Aim: Print all entries word for word.

=== Entries supplied ===

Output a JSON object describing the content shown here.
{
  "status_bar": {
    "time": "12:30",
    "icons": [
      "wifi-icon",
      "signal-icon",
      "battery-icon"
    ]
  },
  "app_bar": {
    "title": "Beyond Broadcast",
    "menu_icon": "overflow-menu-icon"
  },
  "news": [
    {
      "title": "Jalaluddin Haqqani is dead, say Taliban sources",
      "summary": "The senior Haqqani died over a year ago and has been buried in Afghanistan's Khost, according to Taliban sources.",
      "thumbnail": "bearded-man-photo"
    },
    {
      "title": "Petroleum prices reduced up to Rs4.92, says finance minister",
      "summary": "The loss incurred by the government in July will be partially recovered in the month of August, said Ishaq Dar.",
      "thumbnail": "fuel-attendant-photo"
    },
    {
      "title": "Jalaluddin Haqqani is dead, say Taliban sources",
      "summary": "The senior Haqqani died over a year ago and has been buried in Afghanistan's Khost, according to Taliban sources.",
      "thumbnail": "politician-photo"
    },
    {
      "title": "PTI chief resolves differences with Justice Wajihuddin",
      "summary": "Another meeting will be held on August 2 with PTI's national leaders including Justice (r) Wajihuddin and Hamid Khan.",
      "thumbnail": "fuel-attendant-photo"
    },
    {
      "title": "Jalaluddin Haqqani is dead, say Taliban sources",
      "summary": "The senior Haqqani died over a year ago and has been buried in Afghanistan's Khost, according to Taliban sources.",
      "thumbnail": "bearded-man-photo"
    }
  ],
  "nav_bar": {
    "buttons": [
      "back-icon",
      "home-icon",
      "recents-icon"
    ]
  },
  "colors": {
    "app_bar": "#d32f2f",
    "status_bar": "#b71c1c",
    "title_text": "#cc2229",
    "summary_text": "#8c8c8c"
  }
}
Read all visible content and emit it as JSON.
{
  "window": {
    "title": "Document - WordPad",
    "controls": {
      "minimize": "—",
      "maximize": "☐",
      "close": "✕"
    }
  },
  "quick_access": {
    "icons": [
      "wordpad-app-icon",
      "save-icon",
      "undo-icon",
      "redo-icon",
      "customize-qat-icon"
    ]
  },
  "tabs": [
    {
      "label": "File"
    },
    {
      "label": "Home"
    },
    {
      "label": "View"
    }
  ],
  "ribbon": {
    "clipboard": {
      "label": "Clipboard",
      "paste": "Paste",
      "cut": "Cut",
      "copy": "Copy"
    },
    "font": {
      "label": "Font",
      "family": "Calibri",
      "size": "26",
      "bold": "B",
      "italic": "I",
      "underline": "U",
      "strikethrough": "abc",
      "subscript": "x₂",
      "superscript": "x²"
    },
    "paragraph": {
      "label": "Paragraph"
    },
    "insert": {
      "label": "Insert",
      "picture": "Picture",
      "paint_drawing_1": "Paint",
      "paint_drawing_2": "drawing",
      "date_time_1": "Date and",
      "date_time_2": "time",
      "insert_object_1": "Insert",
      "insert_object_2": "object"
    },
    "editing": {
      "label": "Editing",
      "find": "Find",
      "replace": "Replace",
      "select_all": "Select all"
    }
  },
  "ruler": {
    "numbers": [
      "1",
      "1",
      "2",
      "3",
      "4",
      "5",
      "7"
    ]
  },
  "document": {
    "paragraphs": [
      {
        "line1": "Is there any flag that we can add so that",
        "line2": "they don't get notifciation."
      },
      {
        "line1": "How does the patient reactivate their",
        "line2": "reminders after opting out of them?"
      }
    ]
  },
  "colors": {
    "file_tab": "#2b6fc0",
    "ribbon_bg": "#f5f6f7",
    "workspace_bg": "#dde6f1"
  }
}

===

Response for this exercise:
Output a JSON object describing the content shown here.
{
  "status_bar": {
    "time": "12:30",
    "icons": [
      "wifi-icon",
      "signal-icon",
      "battery-icon"
    ]
  },
  "app_bar": {
    "title": "Beyond Broadcast",
    "menu_icon": "overflow-menu-icon"
  },
  "news": [
    {
      "title": "Jalaluddin Haqqani is dead, say Taliban sources",
      "summary": "The senior Haqqani died over a year ago and has been buried in Afghanistan's Khost, according to Taliban sources.",
      "thumbnail": "bearded-man-photo"
    },
    {
      "title": "Petroleum prices reduced up to Rs4.92, says finance minister",
      "summary": "The loss incurred by the government in July will be partially recovered in the month of August, said Ishaq Dar.",
      "thumbnail": "fuel-attendant-photo"
    },
    {
      "title": "Jalaluddin Haqqani is dead, say Taliban sources",
      "summary": "The senior Haqqani died over a year ago and has been buried in Afghanistan's Khost, according to Taliban sources.",
      "thumbnail": "politician-photo"
    },
    {
      "title": "PTI chief resolves differences with Justice Wajihuddin",
      "summary": "Another meeting will be held on August 2 with PTI's national leaders including Justice (r) Wajihuddin and Hamid Khan.",
      "thumbnail": "fuel-attendant-photo"
    },
    {
      "title": "Jalaluddin Haqqani is dead, say Taliban sources",
      "summary": "The senior Haqqani died over a year ago and has been buried in Afghanistan's Khost, according to Taliban sources.",
      "thumbnail": "bearded-man-photo"
    }
  ],
  "nav_bar": {
    "buttons": [
      "back-icon",
      "home-icon",
      "recents-icon"
    ]
  },
  "colors": {
    "app_bar": "#d32f2f",
    "status_bar": "#b71c1c",
    "title_text": "#cc2229",
    "summary_text": "#8c8c8c"
  }
}
Read all visible content and emit it as JSON.
{
  "window": {
    "title": "Document - WordPad",
    "controls": {
      "minimize": "—",
      "maximize": "☐",
      "close": "✕"
    }
  },
  "quick_access": {
    "icons": [
      "wordpad-app-icon",
      "save-icon",
      "undo-icon",
      "redo-icon",
      "customize-qat-icon"
    ]
  },
  "tabs": [
    {
      "label": "File"
    },
    {
      "label": "Home"
    },
    {
      "label": "View"
    }
  ],
  "ribbon": {
    "clipboard": {
      "label": "Clipboard",
      "paste": "Paste",
      "cut": "Cut",
      "copy": "Copy"
    },
    "font": {
      "label": "Font",
      "family": "Calibri",
      "size": "26",
      "bold": "B",
      "italic": "I",
      "underline": "U",
      "strikethrough": "abc",
      "subscript": "x₂",
      "superscript": "x²"
    },
    "paragraph": {
      "label": "Paragraph"
    },
    "insert": {
      "label": "Insert",
      "picture": "Picture",
      "paint_drawing_1": "Paint",
      "paint_drawing_2": "drawing",
      "date_time_1": "Date and",
      "date_time_2": "time",
      "insert_object_1": "Insert",
      "insert_object_2": "object"
    },
    "editing": {
      "label": "Editing",
      "find": "Find",
      "replace": "Replace",
      "select_all": "Select all"
    }
  },
  "ruler": {
    "numbers": [
      "1",
      "1",
      "2",
      "3",
      "4",
      "5",
      "7"
    ]
  },
  "document": {
    "paragraphs": [
      {
        "line1": "Is there any flag that we can add so that",
        "line2": "they don't get notifciation."
      },
      {
        "line1": "How does the patient reactivate their",
        "line2": "reminders after opting out of them?"
      }
    ]
  },
  "colors": {
    "file_tab": "#2b6fc0",
    "ribbon_bg": "#f5f6f7",
    "workspace_bg": "#dde6f1"
  }
}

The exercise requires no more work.